[START OF Extracted data]
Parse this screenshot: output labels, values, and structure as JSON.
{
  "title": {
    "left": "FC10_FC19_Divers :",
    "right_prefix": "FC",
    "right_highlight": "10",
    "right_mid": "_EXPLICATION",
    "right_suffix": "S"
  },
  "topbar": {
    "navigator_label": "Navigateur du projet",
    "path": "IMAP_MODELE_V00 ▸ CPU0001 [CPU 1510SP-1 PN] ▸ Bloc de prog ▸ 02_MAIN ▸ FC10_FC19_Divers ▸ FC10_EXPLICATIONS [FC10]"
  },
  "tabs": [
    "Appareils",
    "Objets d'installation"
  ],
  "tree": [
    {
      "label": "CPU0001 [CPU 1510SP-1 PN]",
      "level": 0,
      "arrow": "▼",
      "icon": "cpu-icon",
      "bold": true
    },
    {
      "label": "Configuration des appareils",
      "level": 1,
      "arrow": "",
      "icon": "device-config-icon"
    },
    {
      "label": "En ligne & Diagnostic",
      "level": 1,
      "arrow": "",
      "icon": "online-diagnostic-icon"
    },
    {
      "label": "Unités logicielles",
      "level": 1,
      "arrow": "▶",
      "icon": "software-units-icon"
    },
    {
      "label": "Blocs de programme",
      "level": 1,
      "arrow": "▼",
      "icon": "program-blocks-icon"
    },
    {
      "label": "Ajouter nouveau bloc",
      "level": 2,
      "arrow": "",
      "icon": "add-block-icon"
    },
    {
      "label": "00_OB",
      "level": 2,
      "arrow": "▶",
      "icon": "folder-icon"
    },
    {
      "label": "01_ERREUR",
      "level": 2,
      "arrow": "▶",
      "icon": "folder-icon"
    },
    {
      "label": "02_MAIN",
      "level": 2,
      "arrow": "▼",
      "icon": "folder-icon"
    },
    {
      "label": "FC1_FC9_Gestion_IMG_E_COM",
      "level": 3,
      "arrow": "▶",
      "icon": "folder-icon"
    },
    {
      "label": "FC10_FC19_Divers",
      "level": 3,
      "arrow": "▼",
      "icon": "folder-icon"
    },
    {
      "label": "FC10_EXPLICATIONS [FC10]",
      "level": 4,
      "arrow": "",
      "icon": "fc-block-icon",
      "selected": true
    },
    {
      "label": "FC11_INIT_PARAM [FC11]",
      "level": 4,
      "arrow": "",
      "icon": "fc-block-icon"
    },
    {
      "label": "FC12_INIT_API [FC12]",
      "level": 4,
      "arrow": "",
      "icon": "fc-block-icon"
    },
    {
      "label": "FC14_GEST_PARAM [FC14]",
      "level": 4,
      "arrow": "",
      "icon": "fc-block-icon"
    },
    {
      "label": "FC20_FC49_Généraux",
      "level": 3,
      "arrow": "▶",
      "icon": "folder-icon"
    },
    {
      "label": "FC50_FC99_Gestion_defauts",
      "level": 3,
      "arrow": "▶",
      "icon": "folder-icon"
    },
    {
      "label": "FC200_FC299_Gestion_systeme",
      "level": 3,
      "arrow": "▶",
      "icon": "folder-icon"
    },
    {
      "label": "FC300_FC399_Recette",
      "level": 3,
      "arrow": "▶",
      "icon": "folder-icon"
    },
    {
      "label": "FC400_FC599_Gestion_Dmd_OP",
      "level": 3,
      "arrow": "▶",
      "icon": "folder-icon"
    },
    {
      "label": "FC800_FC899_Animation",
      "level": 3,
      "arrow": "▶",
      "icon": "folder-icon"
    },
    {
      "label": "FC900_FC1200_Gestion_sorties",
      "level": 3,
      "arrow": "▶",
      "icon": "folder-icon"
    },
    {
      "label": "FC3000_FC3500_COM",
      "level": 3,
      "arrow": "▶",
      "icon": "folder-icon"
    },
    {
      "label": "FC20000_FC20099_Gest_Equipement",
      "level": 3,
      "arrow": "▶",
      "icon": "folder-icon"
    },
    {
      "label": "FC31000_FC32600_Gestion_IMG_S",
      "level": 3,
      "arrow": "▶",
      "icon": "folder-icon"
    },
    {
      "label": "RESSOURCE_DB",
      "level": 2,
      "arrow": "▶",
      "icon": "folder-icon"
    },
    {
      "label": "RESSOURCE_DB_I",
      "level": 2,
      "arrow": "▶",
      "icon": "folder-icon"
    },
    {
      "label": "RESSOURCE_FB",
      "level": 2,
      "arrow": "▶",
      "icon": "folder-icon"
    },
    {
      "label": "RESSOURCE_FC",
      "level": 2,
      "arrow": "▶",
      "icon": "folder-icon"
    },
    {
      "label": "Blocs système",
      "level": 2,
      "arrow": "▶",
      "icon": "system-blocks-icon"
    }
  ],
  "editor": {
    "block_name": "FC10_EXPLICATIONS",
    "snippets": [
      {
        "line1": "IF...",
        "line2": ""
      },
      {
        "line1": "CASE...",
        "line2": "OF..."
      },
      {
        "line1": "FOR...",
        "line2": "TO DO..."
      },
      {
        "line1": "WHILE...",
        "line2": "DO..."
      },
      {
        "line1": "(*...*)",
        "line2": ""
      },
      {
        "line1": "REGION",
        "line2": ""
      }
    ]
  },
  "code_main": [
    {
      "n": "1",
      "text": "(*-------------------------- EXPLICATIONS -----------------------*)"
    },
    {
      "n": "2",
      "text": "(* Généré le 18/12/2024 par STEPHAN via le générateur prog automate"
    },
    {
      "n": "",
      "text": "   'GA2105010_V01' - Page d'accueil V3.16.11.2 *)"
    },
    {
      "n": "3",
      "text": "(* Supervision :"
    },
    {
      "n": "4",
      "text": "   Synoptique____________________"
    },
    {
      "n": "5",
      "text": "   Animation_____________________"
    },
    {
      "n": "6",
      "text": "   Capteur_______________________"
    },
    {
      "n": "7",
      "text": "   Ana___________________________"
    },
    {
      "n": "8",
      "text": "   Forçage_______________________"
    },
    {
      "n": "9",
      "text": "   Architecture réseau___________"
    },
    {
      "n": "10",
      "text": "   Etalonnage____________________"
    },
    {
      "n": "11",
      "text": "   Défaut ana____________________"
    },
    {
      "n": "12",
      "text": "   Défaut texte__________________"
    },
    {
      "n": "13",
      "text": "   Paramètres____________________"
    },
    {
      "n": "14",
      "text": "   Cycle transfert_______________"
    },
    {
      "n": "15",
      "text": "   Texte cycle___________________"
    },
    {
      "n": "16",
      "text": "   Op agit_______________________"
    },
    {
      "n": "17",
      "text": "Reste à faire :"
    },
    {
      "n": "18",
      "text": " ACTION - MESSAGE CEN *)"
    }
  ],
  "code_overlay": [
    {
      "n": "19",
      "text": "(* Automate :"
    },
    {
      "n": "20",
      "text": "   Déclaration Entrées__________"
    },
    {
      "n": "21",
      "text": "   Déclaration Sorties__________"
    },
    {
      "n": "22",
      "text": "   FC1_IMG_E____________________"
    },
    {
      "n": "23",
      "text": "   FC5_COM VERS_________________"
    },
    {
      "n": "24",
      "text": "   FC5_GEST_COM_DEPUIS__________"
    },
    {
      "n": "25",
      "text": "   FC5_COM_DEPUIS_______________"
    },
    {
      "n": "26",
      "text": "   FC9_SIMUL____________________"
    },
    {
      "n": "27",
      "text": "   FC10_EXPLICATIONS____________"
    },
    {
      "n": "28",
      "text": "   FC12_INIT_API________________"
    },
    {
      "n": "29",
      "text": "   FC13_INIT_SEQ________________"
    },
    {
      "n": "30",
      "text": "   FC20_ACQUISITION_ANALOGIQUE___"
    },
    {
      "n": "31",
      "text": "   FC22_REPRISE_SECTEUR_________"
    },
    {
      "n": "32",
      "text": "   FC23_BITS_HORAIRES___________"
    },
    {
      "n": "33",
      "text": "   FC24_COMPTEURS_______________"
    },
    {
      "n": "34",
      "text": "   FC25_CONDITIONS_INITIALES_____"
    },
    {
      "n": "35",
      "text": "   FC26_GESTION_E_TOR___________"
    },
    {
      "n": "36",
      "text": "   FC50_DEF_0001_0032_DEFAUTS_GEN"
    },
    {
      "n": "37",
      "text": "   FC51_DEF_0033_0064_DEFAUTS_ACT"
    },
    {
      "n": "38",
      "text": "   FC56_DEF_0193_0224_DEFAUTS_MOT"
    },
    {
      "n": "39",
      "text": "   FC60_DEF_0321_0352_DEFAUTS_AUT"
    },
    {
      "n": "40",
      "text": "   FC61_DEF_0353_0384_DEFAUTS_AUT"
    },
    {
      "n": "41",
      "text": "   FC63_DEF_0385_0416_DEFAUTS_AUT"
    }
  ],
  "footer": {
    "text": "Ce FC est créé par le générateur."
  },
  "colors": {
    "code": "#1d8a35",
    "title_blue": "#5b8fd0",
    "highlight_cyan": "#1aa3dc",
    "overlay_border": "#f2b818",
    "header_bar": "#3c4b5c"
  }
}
[END OF Extracted data]
### Exercise details
How many lines of these entries contain the string "blocks"? Reply with the number alone.

### Finished task
2